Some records
⁂
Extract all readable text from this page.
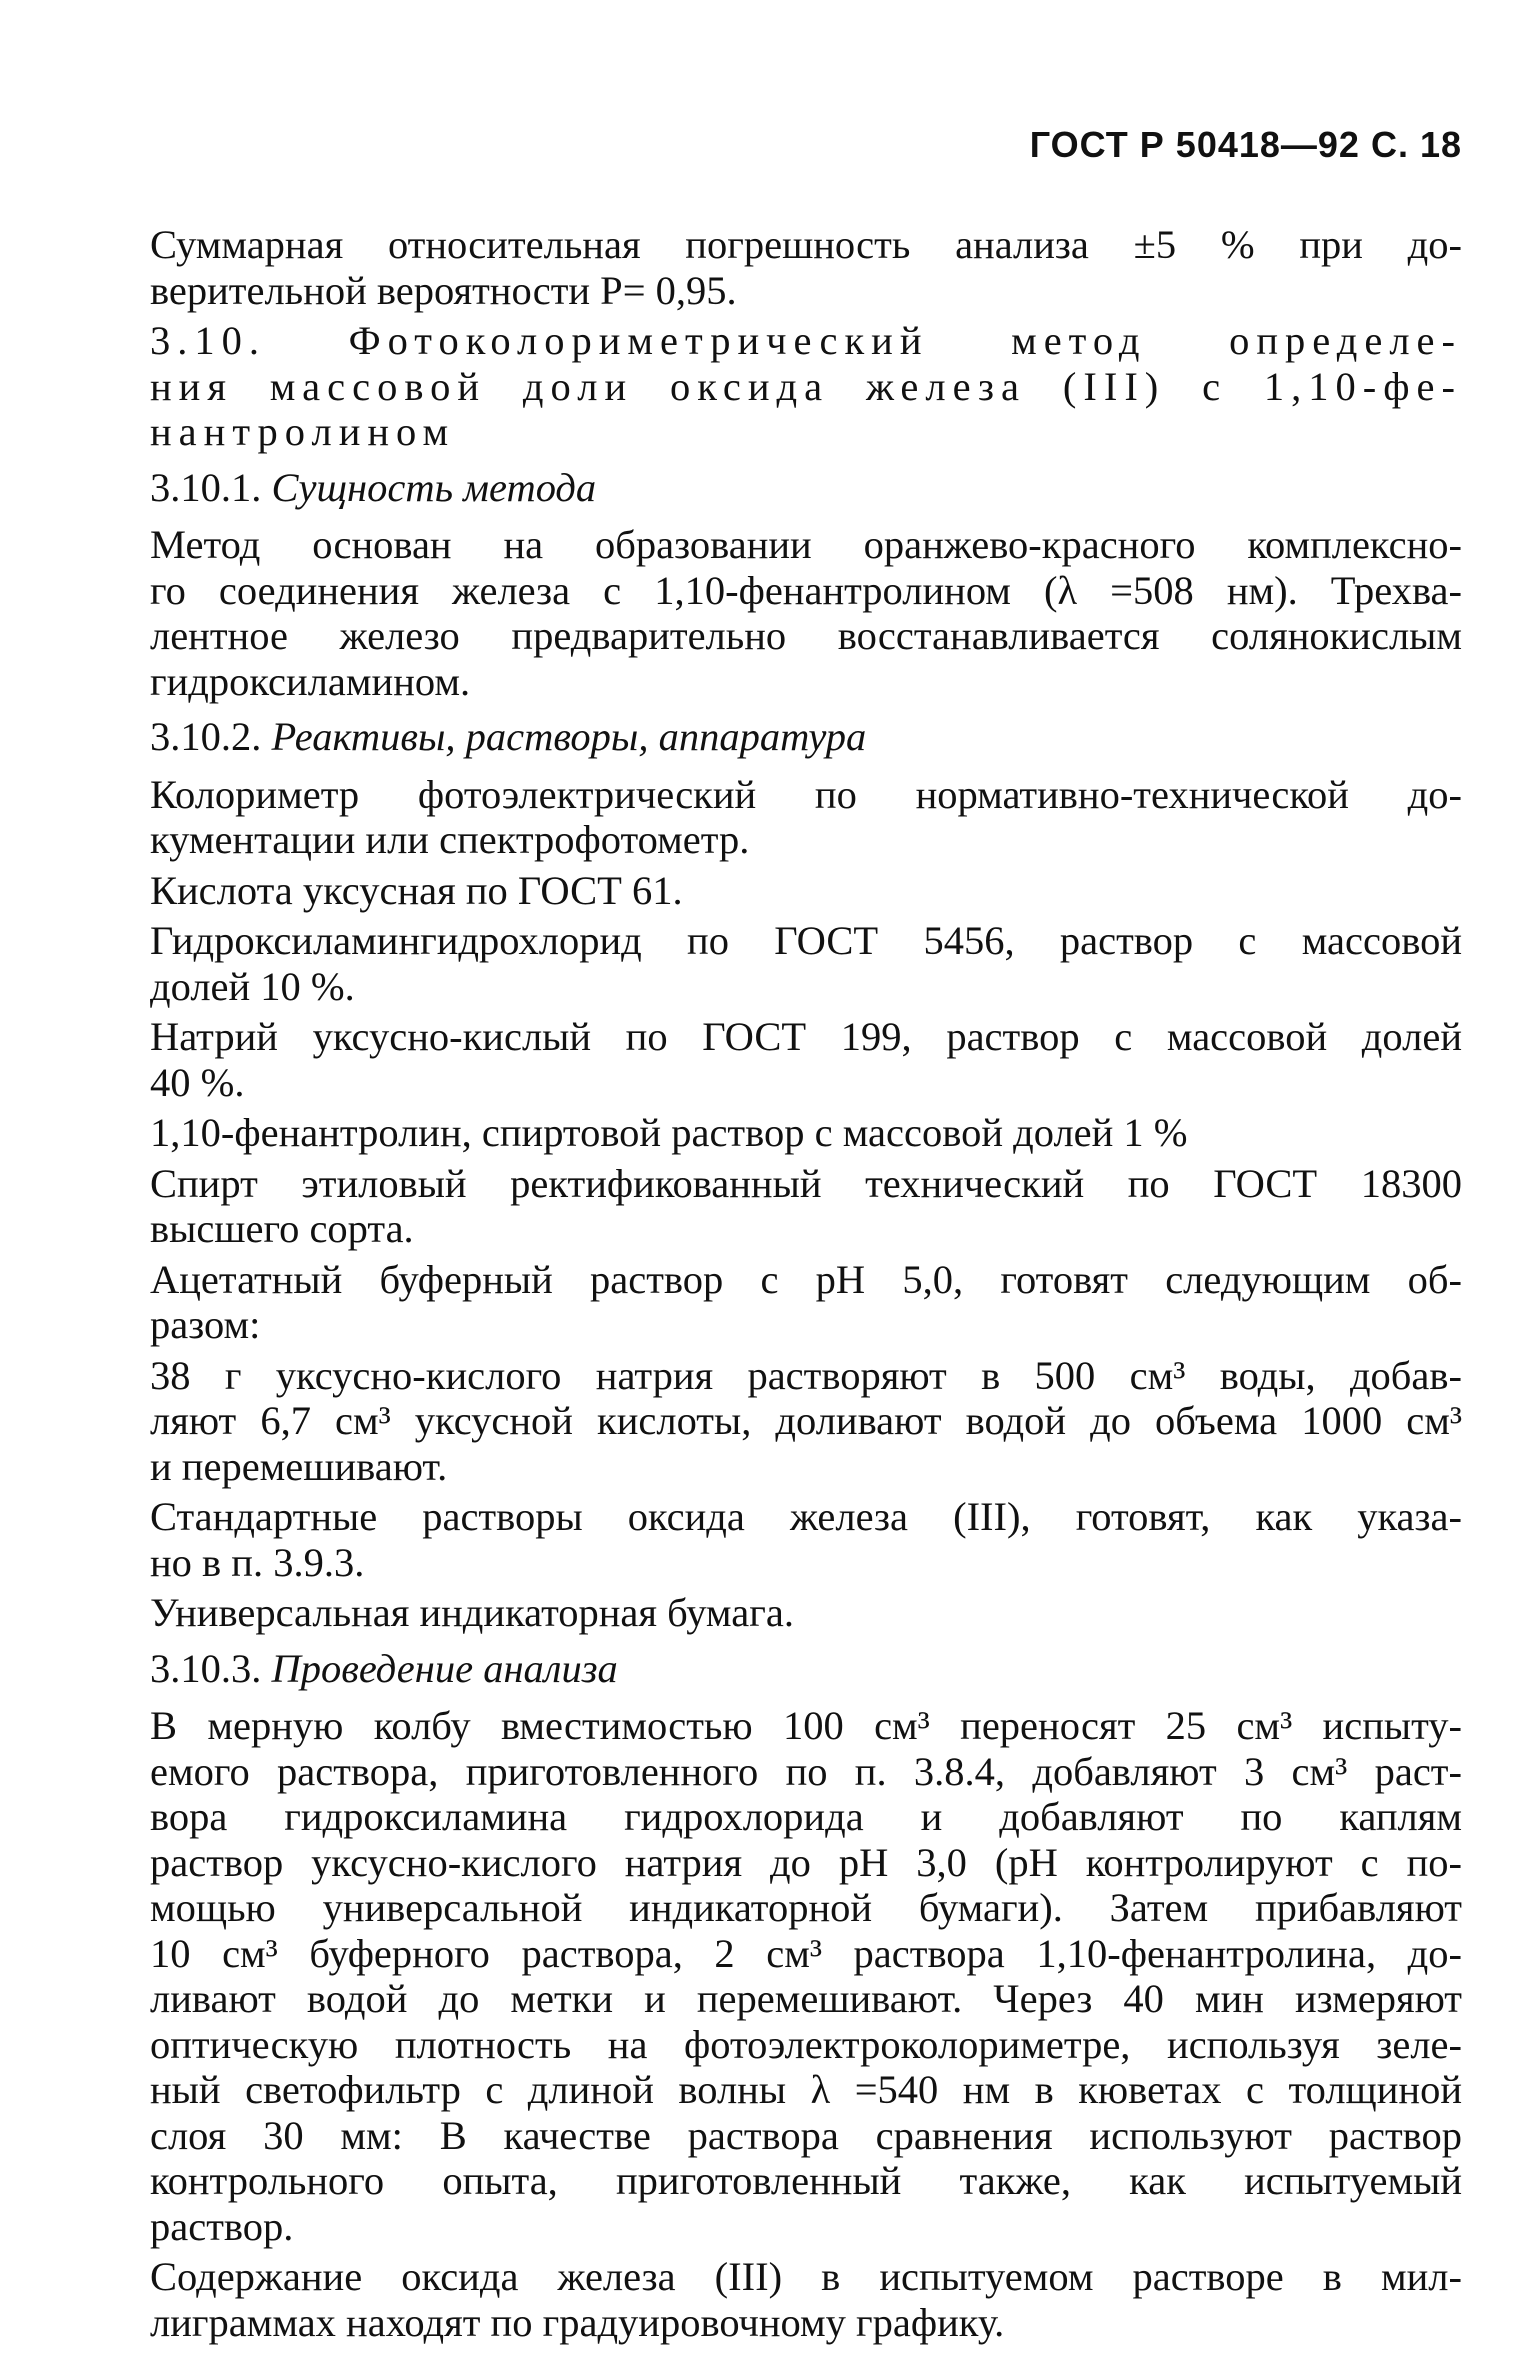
ГОСТ Р 50418—92 С. 18
Суммарная относительная погрешность анализа ±5 % при до-
верительной вероятности P= 0,95.
3.10. Фотоколориметрический метод определе-
ния массовой доли оксида железа (III) с 1,10-фе-
нантролином
3.10.1. Сущность метода
Метод основан на образовании оранжево-красного комплексно-
го соединения железа с 1,10-фенантролином (λ =508 нм). Трехва-
лентное железо предварительно восстанавливается солянокислым
гидроксиламином.
3.10.2. Реактивы, растворы, аппаратура
Колориметр фотоэлектрический по нормативно-технической до-
кументации или спектрофотометр.
Кислота уксусная по ГОСТ 61.
Гидроксиламингидрохлорид по ГОСТ 5456, раствор с массовой
долей 10 %.
Натрий уксусно-кислый по ГОСТ 199, раствор с массовой долей
40 %.
1,10-фенантролин, спиртовой раствор с массовой долей 1 %
Спирт этиловый ректификованный технический по ГОСТ 18300
высшего сорта.
Ацетатный буферный раствор с pH 5,0, готовят следующим об-
разом:
38 г уксусно-кислого натрия растворяют в 500 см³ воды, добав-
ляют 6,7 см³ уксусной кислоты, доливают водой до объема 1000 см³
и перемешивают.
Стандартные растворы оксида железа (III), готовят, как указа-
но в п. 3.9.3.
Универсальная индикаторная бумага.
3.10.3. Проведение анализа
В мерную колбу вместимостью 100 см³ переносят 25 см³ испыту-
емого раствора, приготовленного по п. 3.8.4, добавляют 3 см³ раст-
вора гидроксиламина гидрохлорида и добавляют по каплям
раствор уксусно-кислого натрия до pH 3,0 (pH контролируют с по-
мощью универсальной индикаторной бумаги). Затем прибавляют
10 см³ буферного раствора, 2 см³ раствора 1,10-фенантролина, до-
ливают водой до метки и перемешивают. Через 40 мин измеряют
оптическую плотность на фотоэлектроколориметре, используя зеле-
ный светофильтр с длиной волны λ =540 нм в кюветах с толщиной
слоя 30 мм: В качестве раствора сравнения используют раствор
контрольного опыта, приготовленный также, как испытуемый
раствор.
Содержание оксида железа (III) в испытуемом растворе в мил-
лиграммах находят по градуировочному графику.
⁂
Each record above must be returned exactly as written, with its pictures omitted.

## Task solution
Extract all readable text from this page.
ГОСТ Р 50418—92 С. 18
Суммарная относительная погрешность анализа ±5 % при до-
верительной вероятности P= 0,95.
3.10. Фотоколориметрический метод определе-
ния массовой доли оксида железа (III) с 1,10-фе-
нантролином
3.10.1. Сущность метода
Метод основан на образовании оранжево-красного комплексно-
го соединения железа с 1,10-фенантролином (λ =508 нм). Трехва-
лентное железо предварительно восстанавливается солянокислым
гидроксиламином.
3.10.2. Реактивы, растворы, аппаратура
Колориметр фотоэлектрический по нормативно-технической до-
кументации или спектрофотометр.
Кислота уксусная по ГОСТ 61.
Гидроксиламингидрохлорид по ГОСТ 5456, раствор с массовой
долей 10 %.
Натрий уксусно-кислый по ГОСТ 199, раствор с массовой долей
40 %.
1,10-фенантролин, спиртовой раствор с массовой долей 1 %
Спирт этиловый ректификованный технический по ГОСТ 18300
высшего сорта.
Ацетатный буферный раствор с pH 5,0, готовят следующим об-
разом:
38 г уксусно-кислого натрия растворяют в 500 см³ воды, добав-
ляют 6,7 см³ уксусной кислоты, доливают водой до объема 1000 см³
и перемешивают.
Стандартные растворы оксида железа (III), готовят, как указа-
но в п. 3.9.3.
Универсальная индикаторная бумага.
3.10.3. Проведение анализа
В мерную колбу вместимостью 100 см³ переносят 25 см³ испыту-
емого раствора, приготовленного по п. 3.8.4, добавляют 3 см³ раст-
вора гидроксиламина гидрохлорида и добавляют по каплям
раствор уксусно-кислого натрия до pH 3,0 (pH контролируют с по-
мощью универсальной индикаторной бумаги). Затем прибавляют
10 см³ буферного раствора, 2 см³ раствора 1,10-фенантролина, до-
ливают водой до метки и перемешивают. Через 40 мин измеряют
оптическую плотность на фотоэлектроколориметре, используя зеле-
ный светофильтр с длиной волны λ =540 нм в кюветах с толщиной
слоя 30 мм: В качестве раствора сравнения используют раствор
контрольного опыта, приготовленный также, как испытуемый
раствор.
Содержание оксида железа (III) в испытуемом растворе в мил-
лиграммах находят по градуировочному графику.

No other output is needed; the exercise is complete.